"""

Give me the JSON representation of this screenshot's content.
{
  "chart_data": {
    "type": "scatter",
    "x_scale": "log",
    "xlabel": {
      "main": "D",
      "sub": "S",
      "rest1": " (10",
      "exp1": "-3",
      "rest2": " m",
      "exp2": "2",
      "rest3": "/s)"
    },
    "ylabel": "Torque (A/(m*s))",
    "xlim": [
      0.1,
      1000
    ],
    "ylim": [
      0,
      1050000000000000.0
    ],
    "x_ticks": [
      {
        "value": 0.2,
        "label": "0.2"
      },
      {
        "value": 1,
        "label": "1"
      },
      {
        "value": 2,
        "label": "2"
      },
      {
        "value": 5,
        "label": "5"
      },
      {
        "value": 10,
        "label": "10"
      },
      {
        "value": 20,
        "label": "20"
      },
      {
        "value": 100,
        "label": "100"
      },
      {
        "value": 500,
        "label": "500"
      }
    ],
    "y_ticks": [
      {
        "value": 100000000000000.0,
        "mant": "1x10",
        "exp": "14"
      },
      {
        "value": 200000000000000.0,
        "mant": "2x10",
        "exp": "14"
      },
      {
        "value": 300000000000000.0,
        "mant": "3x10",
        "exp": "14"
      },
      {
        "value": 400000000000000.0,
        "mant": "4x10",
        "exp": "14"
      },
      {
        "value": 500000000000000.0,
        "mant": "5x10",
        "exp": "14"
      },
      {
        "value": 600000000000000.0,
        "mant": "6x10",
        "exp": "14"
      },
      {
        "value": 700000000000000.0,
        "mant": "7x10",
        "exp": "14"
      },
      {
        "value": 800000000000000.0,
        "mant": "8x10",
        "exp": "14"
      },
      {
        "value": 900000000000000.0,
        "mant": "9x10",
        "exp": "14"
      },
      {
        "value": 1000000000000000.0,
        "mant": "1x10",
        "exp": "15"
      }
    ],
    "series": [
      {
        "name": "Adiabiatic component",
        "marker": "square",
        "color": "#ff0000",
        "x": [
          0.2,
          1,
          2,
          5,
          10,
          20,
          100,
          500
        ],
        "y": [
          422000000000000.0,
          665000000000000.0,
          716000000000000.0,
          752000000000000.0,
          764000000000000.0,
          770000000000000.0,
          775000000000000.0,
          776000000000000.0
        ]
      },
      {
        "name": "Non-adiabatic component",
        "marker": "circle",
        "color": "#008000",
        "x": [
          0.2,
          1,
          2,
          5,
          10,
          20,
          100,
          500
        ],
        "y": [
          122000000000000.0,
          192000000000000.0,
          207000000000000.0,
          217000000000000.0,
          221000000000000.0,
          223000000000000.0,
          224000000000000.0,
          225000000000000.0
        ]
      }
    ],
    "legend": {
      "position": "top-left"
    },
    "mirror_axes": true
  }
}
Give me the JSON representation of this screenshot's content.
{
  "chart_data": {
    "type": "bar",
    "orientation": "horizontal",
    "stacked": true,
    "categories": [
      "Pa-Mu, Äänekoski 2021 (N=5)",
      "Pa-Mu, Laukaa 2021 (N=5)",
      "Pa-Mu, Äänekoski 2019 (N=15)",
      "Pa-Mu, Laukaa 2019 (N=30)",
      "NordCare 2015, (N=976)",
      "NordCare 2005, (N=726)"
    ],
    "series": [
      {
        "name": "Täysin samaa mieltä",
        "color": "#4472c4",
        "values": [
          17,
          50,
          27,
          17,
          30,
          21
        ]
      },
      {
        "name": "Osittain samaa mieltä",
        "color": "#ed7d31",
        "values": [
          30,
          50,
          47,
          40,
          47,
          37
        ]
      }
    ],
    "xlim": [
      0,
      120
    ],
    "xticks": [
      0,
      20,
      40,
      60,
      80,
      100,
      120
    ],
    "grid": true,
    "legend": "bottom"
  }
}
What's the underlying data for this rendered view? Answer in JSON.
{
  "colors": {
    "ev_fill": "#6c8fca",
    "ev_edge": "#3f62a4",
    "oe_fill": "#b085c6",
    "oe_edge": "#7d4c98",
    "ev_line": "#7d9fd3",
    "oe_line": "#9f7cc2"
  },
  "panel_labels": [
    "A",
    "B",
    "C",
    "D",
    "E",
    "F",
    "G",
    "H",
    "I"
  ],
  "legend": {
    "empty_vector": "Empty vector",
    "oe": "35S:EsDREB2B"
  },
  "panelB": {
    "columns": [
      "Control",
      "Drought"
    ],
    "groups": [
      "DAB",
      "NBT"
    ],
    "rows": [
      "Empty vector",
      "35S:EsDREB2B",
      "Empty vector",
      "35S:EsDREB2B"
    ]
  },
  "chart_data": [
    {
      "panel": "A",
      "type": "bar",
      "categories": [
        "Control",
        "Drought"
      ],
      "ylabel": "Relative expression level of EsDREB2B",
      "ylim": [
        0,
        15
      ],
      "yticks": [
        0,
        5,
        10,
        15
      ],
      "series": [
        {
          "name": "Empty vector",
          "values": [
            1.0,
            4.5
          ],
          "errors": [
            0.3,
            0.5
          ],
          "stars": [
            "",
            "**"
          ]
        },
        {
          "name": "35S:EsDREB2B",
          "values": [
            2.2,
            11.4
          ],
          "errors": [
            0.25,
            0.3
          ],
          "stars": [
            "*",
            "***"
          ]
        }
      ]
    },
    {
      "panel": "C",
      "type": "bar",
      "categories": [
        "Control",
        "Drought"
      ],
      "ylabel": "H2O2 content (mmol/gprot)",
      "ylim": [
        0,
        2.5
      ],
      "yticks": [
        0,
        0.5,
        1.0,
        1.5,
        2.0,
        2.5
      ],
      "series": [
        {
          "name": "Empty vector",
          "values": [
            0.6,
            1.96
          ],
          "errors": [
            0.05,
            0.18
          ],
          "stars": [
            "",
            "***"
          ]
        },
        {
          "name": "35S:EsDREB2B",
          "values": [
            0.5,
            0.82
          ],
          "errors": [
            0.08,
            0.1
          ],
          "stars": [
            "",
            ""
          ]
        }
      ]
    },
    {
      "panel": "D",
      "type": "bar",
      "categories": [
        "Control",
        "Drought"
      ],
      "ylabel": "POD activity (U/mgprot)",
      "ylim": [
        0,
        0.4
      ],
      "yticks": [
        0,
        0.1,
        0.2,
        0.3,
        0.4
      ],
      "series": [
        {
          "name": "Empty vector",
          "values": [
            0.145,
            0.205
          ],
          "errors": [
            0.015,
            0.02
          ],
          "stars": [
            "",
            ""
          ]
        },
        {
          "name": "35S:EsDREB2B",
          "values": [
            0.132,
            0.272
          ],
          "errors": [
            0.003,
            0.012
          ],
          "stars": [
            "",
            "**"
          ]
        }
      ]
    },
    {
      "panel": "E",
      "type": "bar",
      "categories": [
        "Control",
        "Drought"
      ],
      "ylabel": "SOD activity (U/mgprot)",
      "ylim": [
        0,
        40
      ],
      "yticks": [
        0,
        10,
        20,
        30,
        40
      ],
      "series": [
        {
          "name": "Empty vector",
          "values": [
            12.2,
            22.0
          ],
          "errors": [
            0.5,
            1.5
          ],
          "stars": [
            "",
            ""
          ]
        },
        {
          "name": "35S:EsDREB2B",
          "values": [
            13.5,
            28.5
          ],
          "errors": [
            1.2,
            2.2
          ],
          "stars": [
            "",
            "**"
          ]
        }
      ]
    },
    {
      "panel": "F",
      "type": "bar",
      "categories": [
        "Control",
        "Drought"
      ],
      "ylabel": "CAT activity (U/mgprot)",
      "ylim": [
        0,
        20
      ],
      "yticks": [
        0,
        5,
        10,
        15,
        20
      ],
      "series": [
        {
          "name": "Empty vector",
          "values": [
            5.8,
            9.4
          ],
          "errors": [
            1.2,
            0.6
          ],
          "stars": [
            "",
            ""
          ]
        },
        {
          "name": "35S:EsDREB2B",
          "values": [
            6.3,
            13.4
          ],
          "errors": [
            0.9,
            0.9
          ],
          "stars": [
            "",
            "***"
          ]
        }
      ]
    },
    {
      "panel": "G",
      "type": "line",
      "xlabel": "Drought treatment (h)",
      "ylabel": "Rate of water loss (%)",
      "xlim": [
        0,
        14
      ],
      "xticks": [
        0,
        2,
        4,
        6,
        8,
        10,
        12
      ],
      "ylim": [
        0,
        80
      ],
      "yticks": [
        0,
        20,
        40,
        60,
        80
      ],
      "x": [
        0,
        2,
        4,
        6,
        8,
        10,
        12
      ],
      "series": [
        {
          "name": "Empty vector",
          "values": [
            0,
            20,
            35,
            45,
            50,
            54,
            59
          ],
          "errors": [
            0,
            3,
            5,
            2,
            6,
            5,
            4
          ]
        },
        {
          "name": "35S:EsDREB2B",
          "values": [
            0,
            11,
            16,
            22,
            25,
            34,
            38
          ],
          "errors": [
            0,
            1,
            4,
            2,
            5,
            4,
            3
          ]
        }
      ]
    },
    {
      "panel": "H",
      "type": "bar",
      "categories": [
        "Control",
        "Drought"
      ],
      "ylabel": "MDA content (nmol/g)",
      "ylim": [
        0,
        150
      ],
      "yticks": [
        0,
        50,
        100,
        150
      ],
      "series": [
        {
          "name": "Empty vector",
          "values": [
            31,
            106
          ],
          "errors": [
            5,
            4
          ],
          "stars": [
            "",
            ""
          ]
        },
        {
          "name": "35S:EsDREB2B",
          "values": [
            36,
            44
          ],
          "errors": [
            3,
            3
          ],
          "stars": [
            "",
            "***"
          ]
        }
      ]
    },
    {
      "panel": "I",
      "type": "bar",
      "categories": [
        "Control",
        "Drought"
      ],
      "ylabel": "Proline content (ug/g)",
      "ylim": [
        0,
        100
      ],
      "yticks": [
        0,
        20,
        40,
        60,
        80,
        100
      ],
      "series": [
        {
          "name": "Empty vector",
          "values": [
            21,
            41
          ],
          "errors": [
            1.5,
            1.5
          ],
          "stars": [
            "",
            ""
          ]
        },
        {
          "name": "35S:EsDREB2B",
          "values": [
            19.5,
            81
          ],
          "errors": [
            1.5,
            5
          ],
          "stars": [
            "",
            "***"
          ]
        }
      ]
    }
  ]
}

"""

In the data above, tally the lines holding "true" and answer with the figure only.

3